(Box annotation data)
########################################

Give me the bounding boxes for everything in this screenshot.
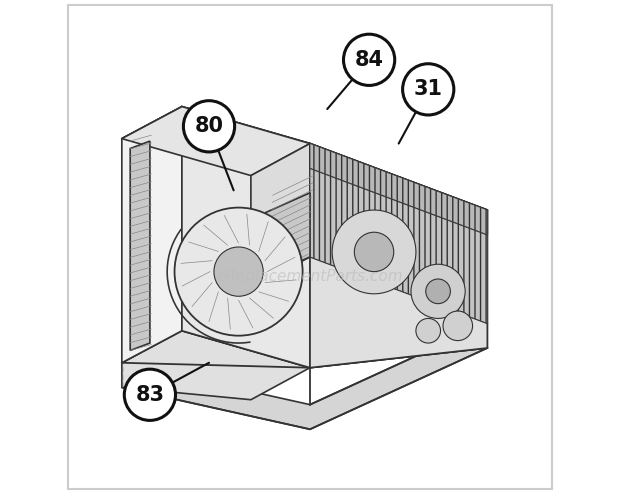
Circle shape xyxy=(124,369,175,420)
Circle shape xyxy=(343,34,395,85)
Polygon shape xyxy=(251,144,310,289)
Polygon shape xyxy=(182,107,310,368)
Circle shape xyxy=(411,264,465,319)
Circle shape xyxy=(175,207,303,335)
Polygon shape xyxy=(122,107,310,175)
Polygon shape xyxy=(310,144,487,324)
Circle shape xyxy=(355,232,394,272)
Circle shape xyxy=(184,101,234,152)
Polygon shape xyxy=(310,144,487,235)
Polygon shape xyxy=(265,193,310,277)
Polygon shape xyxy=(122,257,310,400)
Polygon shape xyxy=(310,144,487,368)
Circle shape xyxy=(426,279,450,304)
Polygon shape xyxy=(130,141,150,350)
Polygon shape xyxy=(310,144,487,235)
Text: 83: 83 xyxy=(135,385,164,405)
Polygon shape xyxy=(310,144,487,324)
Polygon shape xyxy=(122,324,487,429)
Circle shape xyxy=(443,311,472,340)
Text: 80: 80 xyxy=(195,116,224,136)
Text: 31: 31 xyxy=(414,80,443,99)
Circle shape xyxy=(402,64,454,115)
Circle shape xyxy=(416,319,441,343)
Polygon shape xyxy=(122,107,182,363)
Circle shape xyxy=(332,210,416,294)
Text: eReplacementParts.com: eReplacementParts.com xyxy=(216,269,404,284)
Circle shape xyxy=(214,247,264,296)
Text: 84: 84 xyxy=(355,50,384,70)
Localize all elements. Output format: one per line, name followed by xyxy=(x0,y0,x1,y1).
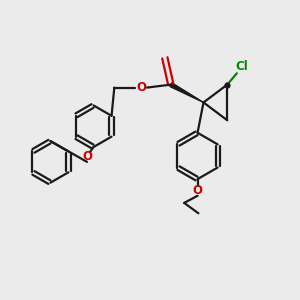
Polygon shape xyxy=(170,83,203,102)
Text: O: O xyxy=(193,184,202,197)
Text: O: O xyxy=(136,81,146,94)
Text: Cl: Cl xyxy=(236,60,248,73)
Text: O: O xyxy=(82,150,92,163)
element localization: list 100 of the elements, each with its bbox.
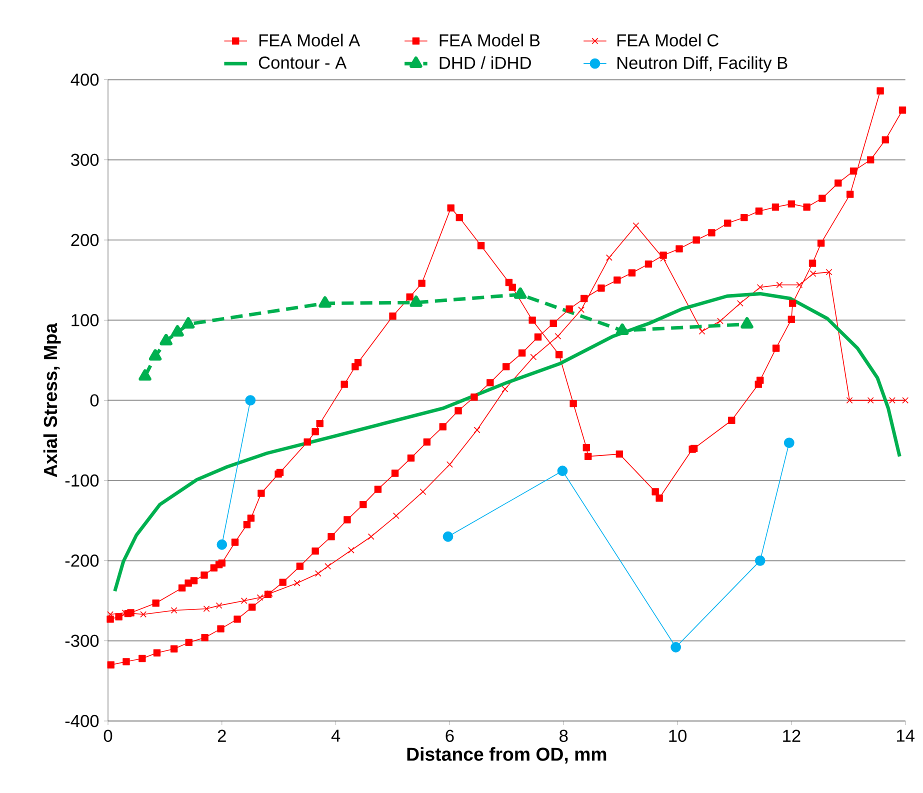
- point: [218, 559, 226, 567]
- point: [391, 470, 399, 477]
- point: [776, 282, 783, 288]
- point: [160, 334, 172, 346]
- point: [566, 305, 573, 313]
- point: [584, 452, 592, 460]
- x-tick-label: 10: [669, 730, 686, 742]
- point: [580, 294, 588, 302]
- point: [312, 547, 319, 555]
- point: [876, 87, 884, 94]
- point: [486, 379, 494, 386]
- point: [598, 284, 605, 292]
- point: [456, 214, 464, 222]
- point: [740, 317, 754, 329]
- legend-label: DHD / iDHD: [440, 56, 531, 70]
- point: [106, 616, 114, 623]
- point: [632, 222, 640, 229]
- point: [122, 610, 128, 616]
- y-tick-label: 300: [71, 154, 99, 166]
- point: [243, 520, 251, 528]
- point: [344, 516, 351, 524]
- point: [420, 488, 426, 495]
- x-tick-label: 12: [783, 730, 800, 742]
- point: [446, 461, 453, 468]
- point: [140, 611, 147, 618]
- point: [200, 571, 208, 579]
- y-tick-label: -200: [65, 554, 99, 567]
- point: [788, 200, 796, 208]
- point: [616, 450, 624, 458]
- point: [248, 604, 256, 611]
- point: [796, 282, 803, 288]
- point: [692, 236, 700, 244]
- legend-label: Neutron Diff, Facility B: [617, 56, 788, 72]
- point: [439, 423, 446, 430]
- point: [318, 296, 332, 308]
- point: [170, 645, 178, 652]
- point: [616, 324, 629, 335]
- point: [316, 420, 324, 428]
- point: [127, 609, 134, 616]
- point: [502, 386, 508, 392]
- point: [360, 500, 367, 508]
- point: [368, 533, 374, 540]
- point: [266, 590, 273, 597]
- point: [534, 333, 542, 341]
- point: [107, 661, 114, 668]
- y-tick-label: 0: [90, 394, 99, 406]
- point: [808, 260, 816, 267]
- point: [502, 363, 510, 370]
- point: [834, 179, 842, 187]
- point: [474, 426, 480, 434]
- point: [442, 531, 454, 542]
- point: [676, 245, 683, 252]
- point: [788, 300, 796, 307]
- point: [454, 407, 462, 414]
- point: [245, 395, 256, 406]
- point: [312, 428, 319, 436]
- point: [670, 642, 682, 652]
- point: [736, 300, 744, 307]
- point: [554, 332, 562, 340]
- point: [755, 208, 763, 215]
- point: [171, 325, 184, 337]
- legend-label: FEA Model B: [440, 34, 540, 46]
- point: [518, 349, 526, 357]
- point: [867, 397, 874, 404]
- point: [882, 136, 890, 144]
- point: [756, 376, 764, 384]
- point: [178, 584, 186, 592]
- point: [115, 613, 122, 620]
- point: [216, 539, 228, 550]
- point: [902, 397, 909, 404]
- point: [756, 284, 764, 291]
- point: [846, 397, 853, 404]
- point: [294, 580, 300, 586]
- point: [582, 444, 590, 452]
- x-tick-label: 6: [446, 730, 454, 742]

########################################

▶ Problem to work on
Print every line of the entries above verbatim, leaving out the pictures.

▶ Solved problem
Give me the bounding boxes for everything in this screenshot.
Circle shape xyxy=(124,369,175,420)
Circle shape xyxy=(343,34,395,85)
Polygon shape xyxy=(251,144,310,289)
Polygon shape xyxy=(182,107,310,368)
Circle shape xyxy=(411,264,465,319)
Circle shape xyxy=(175,207,303,335)
Polygon shape xyxy=(122,107,310,175)
Polygon shape xyxy=(310,144,487,324)
Circle shape xyxy=(355,232,394,272)
Circle shape xyxy=(184,101,234,152)
Polygon shape xyxy=(310,144,487,235)
Polygon shape xyxy=(265,193,310,277)
Polygon shape xyxy=(122,257,310,400)
Polygon shape xyxy=(310,144,487,368)
Circle shape xyxy=(426,279,450,304)
Polygon shape xyxy=(130,141,150,350)
Polygon shape xyxy=(310,144,487,235)
Text: 83: 83 xyxy=(135,385,164,405)
Polygon shape xyxy=(310,144,487,324)
Polygon shape xyxy=(122,324,487,429)
Circle shape xyxy=(443,311,472,340)
Text: 80: 80 xyxy=(195,116,224,136)
Text: 31: 31 xyxy=(414,80,443,99)
Circle shape xyxy=(402,64,454,115)
Circle shape xyxy=(416,319,441,343)
Polygon shape xyxy=(122,107,182,363)
Circle shape xyxy=(332,210,416,294)
Text: eReplacementParts.com: eReplacementParts.com xyxy=(216,269,404,284)
Circle shape xyxy=(214,247,264,296)
Text: 84: 84 xyxy=(355,50,384,70)
Localize all elements. Output format: one per line, name followed by xyxy=(x0,y0,x1,y1).
Polygon shape xyxy=(170,83,203,102)
Text: O: O xyxy=(193,184,202,197)
Text: O: O xyxy=(136,81,146,94)
Text: Cl: Cl xyxy=(236,60,248,73)
Text: O: O xyxy=(82,150,92,163)
element localization: list 100 of the elements, each with its bbox.
- point: [218, 559, 226, 567]
- point: [391, 470, 399, 477]
- point: [776, 282, 783, 288]
- point: [160, 334, 172, 346]
- point: [566, 305, 573, 313]
- point: [584, 452, 592, 460]
- x-tick-label: 10: [669, 730, 686, 742]
- point: [580, 294, 588, 302]
- point: [312, 547, 319, 555]
- point: [876, 87, 884, 94]
- point: [486, 379, 494, 386]
- point: [598, 284, 605, 292]
- point: [456, 214, 464, 222]
- point: [740, 317, 754, 329]
- legend-label: DHD / iDHD: [440, 56, 531, 70]
- point: [106, 616, 114, 623]
- point: [632, 222, 640, 229]
- point: [122, 610, 128, 616]
- y-tick-label: 300: [71, 154, 99, 166]
- point: [243, 520, 251, 528]
- point: [344, 516, 351, 524]
- point: [420, 488, 426, 495]
- x-tick-label: 12: [783, 730, 800, 742]
- point: [446, 461, 453, 468]
- point: [140, 611, 147, 618]
- point: [200, 571, 208, 579]
- y-tick-label: -200: [65, 554, 99, 567]
- point: [788, 200, 796, 208]
- point: [616, 450, 624, 458]
- point: [248, 604, 256, 611]
- point: [796, 282, 803, 288]
- point: [692, 236, 700, 244]
- legend-label: Neutron Diff, Facility B: [617, 56, 788, 72]
- point: [439, 423, 446, 430]
- point: [318, 296, 332, 308]
- point: [170, 645, 178, 652]
- point: [616, 324, 629, 335]
- point: [316, 420, 324, 428]
- point: [127, 609, 134, 616]
- point: [502, 386, 508, 392]
- point: [360, 500, 367, 508]
- point: [368, 533, 374, 540]
- point: [266, 590, 273, 597]
- point: [534, 333, 542, 341]
- point: [107, 661, 114, 668]
- y-tick-label: 0: [90, 394, 99, 406]
- point: [808, 260, 816, 267]
- point: [502, 363, 510, 370]
- point: [834, 179, 842, 187]
- point: [474, 426, 480, 434]
- point: [442, 531, 454, 542]
- point: [676, 245, 683, 252]
- point: [788, 300, 796, 307]
- point: [454, 407, 462, 414]
- point: [245, 395, 256, 406]
- point: [312, 428, 319, 436]
- point: [670, 642, 682, 652]
- point: [736, 300, 744, 307]
- point: [554, 332, 562, 340]
- point: [755, 208, 763, 215]
- point: [171, 325, 184, 337]
- legend-label: FEA Model B: [440, 34, 540, 46]
- point: [518, 349, 526, 357]
- point: [867, 397, 874, 404]
- point: [882, 136, 890, 144]
- point: [756, 376, 764, 384]
- point: [178, 584, 186, 592]
- point: [115, 613, 122, 620]
- point: [216, 539, 228, 550]
- point: [902, 397, 909, 404]
- point: [756, 284, 764, 291]
- point: [846, 397, 853, 404]
- point: [294, 580, 300, 586]
- point: [582, 444, 590, 452]
- x-tick-label: 6: [446, 730, 454, 742]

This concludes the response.